* _Description of the task_:
Would you repeat the lines from the one with "Output a JSON" through the final line, both included, and nothing else? No pictures belong in the copy.

───── Data for the task ─────

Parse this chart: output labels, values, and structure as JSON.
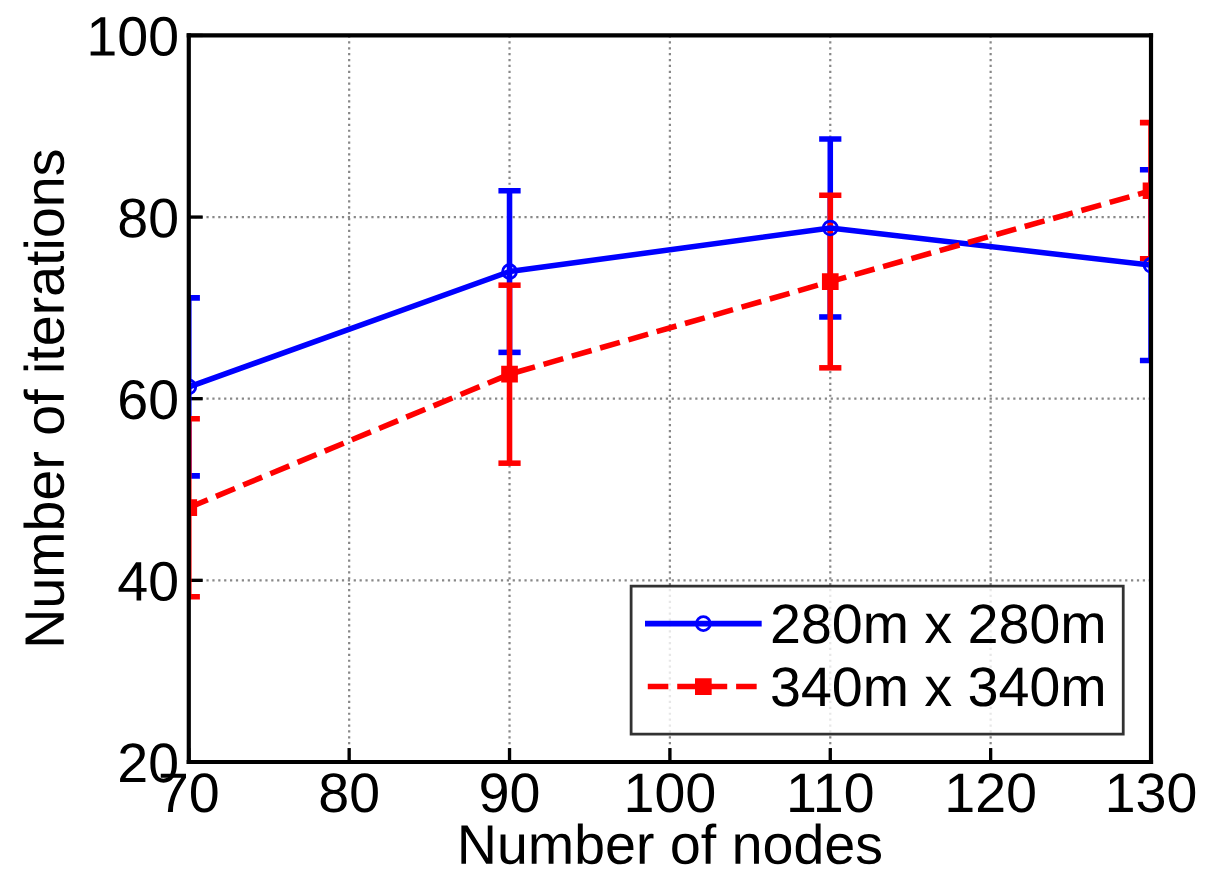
{
  "chart_data": {
    "type": "line",
    "xlabel": "Number of nodes",
    "ylabel": "Number of iterations",
    "x": [
      70,
      90,
      110,
      130
    ],
    "series": [
      {
        "name": "280m x 280m",
        "color": "#0000ff",
        "marker": "circle",
        "line_style": "solid",
        "values": [
          61.3,
          74.0,
          78.8,
          74.7
        ],
        "errors": [
          9.8,
          8.9,
          9.8,
          10.5
        ]
      },
      {
        "name": "340m x 340m",
        "color": "#ff0000",
        "marker": "square",
        "line_style": "dashed",
        "values": [
          48.0,
          62.7,
          72.9,
          82.9
        ],
        "errors": [
          9.8,
          9.8,
          9.5,
          7.5
        ]
      }
    ],
    "xlim": [
      70,
      130
    ],
    "xticks": [
      70,
      80,
      90,
      100,
      110,
      120,
      130
    ],
    "ylim": [
      20,
      100
    ],
    "yticks": [
      20,
      40,
      60,
      80,
      100
    ],
    "grid": true,
    "legend": "bottom right"
  }
}
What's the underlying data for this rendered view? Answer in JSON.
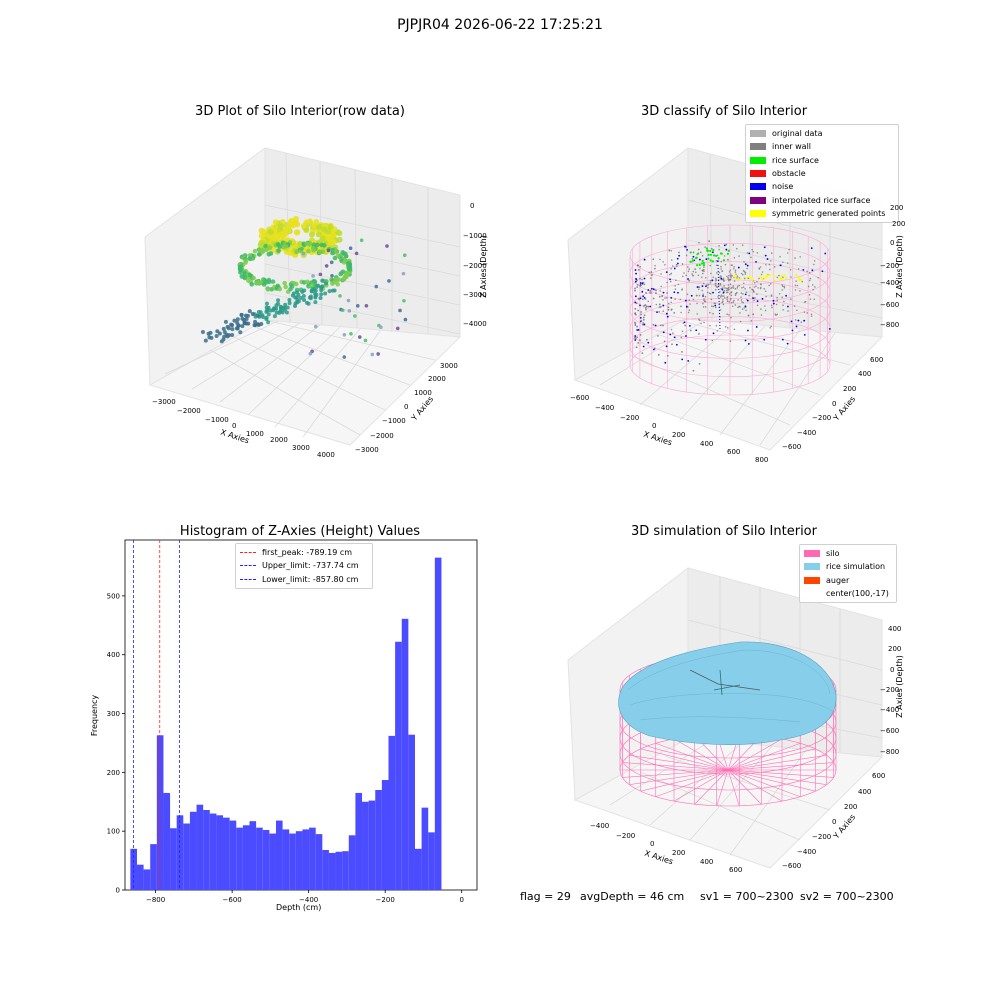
{
  "figure": {
    "suptitle": "PJPJR04 2026-06-22 17:25:21"
  },
  "footer": {
    "flag": "flag = 29",
    "avg_depth": "avgDepth = 46 cm",
    "sv1": "sv1 = 700~2300",
    "sv2": "sv2 = 700~2300"
  },
  "chart_data": [
    {
      "type": "scatter",
      "title": "3D Plot of Silo Interior(row data)",
      "projection": "3d",
      "xlabel": "X Axies",
      "ylabel": "Y Axies",
      "zlabel": "Z Axies (Depth)",
      "xticks": [
        "−3000",
        "−2000",
        "−1000",
        "0",
        "1000",
        "2000",
        "3000",
        "4000"
      ],
      "yticks": [
        "3000",
        "2000",
        "1000",
        "0",
        "−1000",
        "−2000",
        "−3000"
      ],
      "zticks": [
        "0",
        "−1000",
        "−2000",
        "−3000",
        "−4000"
      ],
      "colormap": "viridis (depth)",
      "grid": true
    },
    {
      "type": "scatter",
      "title": "3D classify of Silo Interior",
      "projection": "3d",
      "xlabel": "X Axies",
      "ylabel": "Y Axies",
      "zlabel": "Z Axies (Depth)",
      "xticks": [
        "−600",
        "−400",
        "−200",
        "0",
        "200",
        "400",
        "600",
        "800"
      ],
      "yticks": [
        "600",
        "400",
        "200",
        "0",
        "−200",
        "−400",
        "−600"
      ],
      "zticks": [
        "200",
        "0",
        "−200",
        "−400",
        "−600",
        "−800"
      ],
      "legend_position": "top-right",
      "legend": [
        {
          "label": "original data",
          "color": "#b0b0b0"
        },
        {
          "label": "inner wall",
          "color": "#808080"
        },
        {
          "label": "rice surface",
          "color": "#00ee00"
        },
        {
          "label": "obstacle",
          "color": "#ee1111"
        },
        {
          "label": "noise",
          "color": "#0000ee"
        },
        {
          "label": "interpolated rice surface",
          "color": "#800080"
        },
        {
          "label": "symmetric generated points",
          "color": "#ffff00"
        }
      ],
      "grid": true
    },
    {
      "type": "bar",
      "title": "Histogram of Z-Axies (Height) Values",
      "xlabel": "Depth (cm)",
      "ylabel": "Frequency",
      "xlim": [
        -880,
        40
      ],
      "ylim": [
        0,
        595
      ],
      "xticks": [
        -800,
        -600,
        -400,
        -200,
        0
      ],
      "xtick_labels": [
        "−800",
        "−600",
        "−400",
        "−200",
        "0"
      ],
      "yticks": [
        0,
        100,
        200,
        300,
        400,
        500
      ],
      "bin_start": -866,
      "bin_width": 17.3,
      "values": [
        70,
        43,
        35,
        78,
        263,
        165,
        105,
        127,
        113,
        133,
        145,
        136,
        130,
        127,
        123,
        118,
        106,
        110,
        117,
        106,
        102,
        96,
        118,
        103,
        96,
        100,
        103,
        106,
        95,
        68,
        63,
        65,
        66,
        93,
        165,
        150,
        152,
        170,
        187,
        262,
        422,
        461,
        264,
        70,
        140,
        98,
        565
      ],
      "bar_color": "#4b4bff",
      "legend_position": "top-center",
      "lines": [
        {
          "label": "first_peak: -789.19 cm",
          "x": -789.19,
          "color": "#ff2020"
        },
        {
          "label": "Upper_limit: -737.74 cm",
          "x": -737.74,
          "color": "#2020ff"
        },
        {
          "label": "Lower_limit: -857.80 cm",
          "x": -857.8,
          "color": "#2020ff"
        }
      ],
      "grid": false
    },
    {
      "type": "area",
      "title": "3D simulation of Silo Interior",
      "projection": "3d",
      "xlabel": "X Axies",
      "ylabel": "Y Axies",
      "zlabel": "Z Axies (Depth)",
      "xticks": [
        "−400",
        "−200",
        "0",
        "200",
        "400",
        "600"
      ],
      "yticks": [
        "600",
        "400",
        "200",
        "0",
        "−200",
        "−400",
        "−600"
      ],
      "zticks": [
        "400",
        "200",
        "0",
        "−200",
        "−400",
        "−600",
        "−800"
      ],
      "legend_position": "top-right",
      "legend": [
        {
          "label": "silo",
          "color": "#ff69b4"
        },
        {
          "label": "rice simulation",
          "color": "#87ceeb"
        },
        {
          "label": "auger",
          "color": "#ff4500"
        },
        {
          "label": "center(100,-17)",
          "color": ""
        }
      ],
      "grid": true
    }
  ]
}
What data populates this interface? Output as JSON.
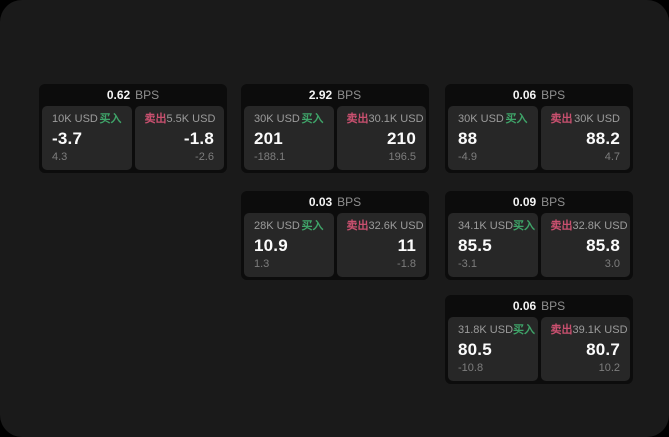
{
  "colors": {
    "outer_bg": "#000000",
    "page_bg": "#1a1a1a",
    "card_bg": "#0c0c0c",
    "tile_bg": "#272727",
    "buy_green": "#3fa469",
    "sell_red": "#c9506f"
  },
  "labels": {
    "buy": "买入",
    "sell": "卖出",
    "bps_unit": "BPS"
  },
  "cards": [
    {
      "bps": "0.62",
      "row": 1,
      "col": 1,
      "buy": {
        "amount": "10K USD",
        "value": "-3.7",
        "sub": "4.3"
      },
      "sell": {
        "amount": "5.5K USD",
        "value": "-1.8",
        "sub": "-2.6"
      }
    },
    {
      "bps": "2.92",
      "row": 1,
      "col": 2,
      "buy": {
        "amount": "30K USD",
        "value": "201",
        "sub": "-188.1"
      },
      "sell": {
        "amount": "30.1K USD",
        "value": "210",
        "sub": "196.5"
      }
    },
    {
      "bps": "0.06",
      "row": 1,
      "col": 3,
      "buy": {
        "amount": "30K USD",
        "value": "88",
        "sub": "-4.9"
      },
      "sell": {
        "amount": "30K USD",
        "value": "88.2",
        "sub": "4.7"
      }
    },
    {
      "bps": "0.03",
      "row": 2,
      "col": 2,
      "buy": {
        "amount": "28K USD",
        "value": "10.9",
        "sub": "1.3"
      },
      "sell": {
        "amount": "32.6K USD",
        "value": "11",
        "sub": "-1.8"
      }
    },
    {
      "bps": "0.09",
      "row": 2,
      "col": 3,
      "buy": {
        "amount": "34.1K USD",
        "value": "85.5",
        "sub": "-3.1"
      },
      "sell": {
        "amount": "32.8K USD",
        "value": "85.8",
        "sub": "3.0"
      }
    },
    {
      "bps": "0.06",
      "row": 3,
      "col": 3,
      "buy": {
        "amount": "31.8K USD",
        "value": "80.5",
        "sub": "-10.8"
      },
      "sell": {
        "amount": "39.1K USD",
        "value": "80.7",
        "sub": "10.2"
      }
    }
  ]
}
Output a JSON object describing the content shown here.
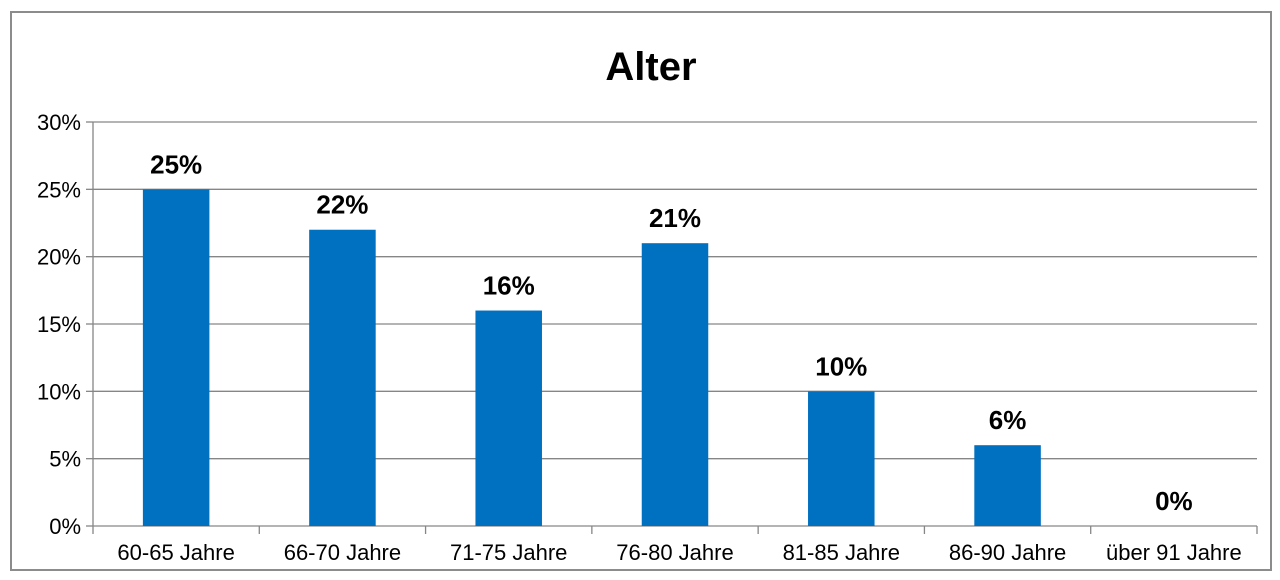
{
  "chart_data": {
    "type": "bar",
    "title": "Alter",
    "xlabel": "",
    "ylabel": "",
    "categories": [
      "60-65 Jahre",
      "66-70 Jahre",
      "71-75 Jahre",
      "76-80 Jahre",
      "81-85 Jahre",
      "86-90 Jahre",
      "über 91 Jahre"
    ],
    "values": [
      25,
      22,
      16,
      21,
      10,
      6,
      0
    ],
    "data_labels": [
      "25%",
      "22%",
      "16%",
      "21%",
      "10%",
      "6%",
      "0%"
    ],
    "ylim": [
      0,
      30
    ],
    "yticks": [
      0,
      5,
      10,
      15,
      20,
      25,
      30
    ],
    "ytick_labels": [
      "0%",
      "5%",
      "10%",
      "15%",
      "20%",
      "25%",
      "30%"
    ],
    "grid": true,
    "legend": "none",
    "bar_color": "#0070C0",
    "grid_color": "#868686",
    "border_color": "#8c8c8c"
  }
}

─────

* _Result of this task_:
Output a JSON object describing the content shown here.
{
  "chart_data": {
    "type": "bar",
    "title": "Alter",
    "xlabel": "",
    "ylabel": "",
    "categories": [
      "60-65 Jahre",
      "66-70 Jahre",
      "71-75 Jahre",
      "76-80 Jahre",
      "81-85 Jahre",
      "86-90 Jahre",
      "über 91 Jahre"
    ],
    "values": [
      25,
      22,
      16,
      21,
      10,
      6,
      0
    ],
    "data_labels": [
      "25%",
      "22%",
      "16%",
      "21%",
      "10%",
      "6%",
      "0%"
    ],
    "ylim": [
      0,
      30
    ],
    "yticks": [
      0,
      5,
      10,
      15,
      20,
      25,
      30
    ],
    "ytick_labels": [
      "0%",
      "5%",
      "10%",
      "15%",
      "20%",
      "25%",
      "30%"
    ],
    "grid": true,
    "legend": "none",
    "bar_color": "#0070C0",
    "grid_color": "#868686",
    "border_color": "#8c8c8c"
  }
}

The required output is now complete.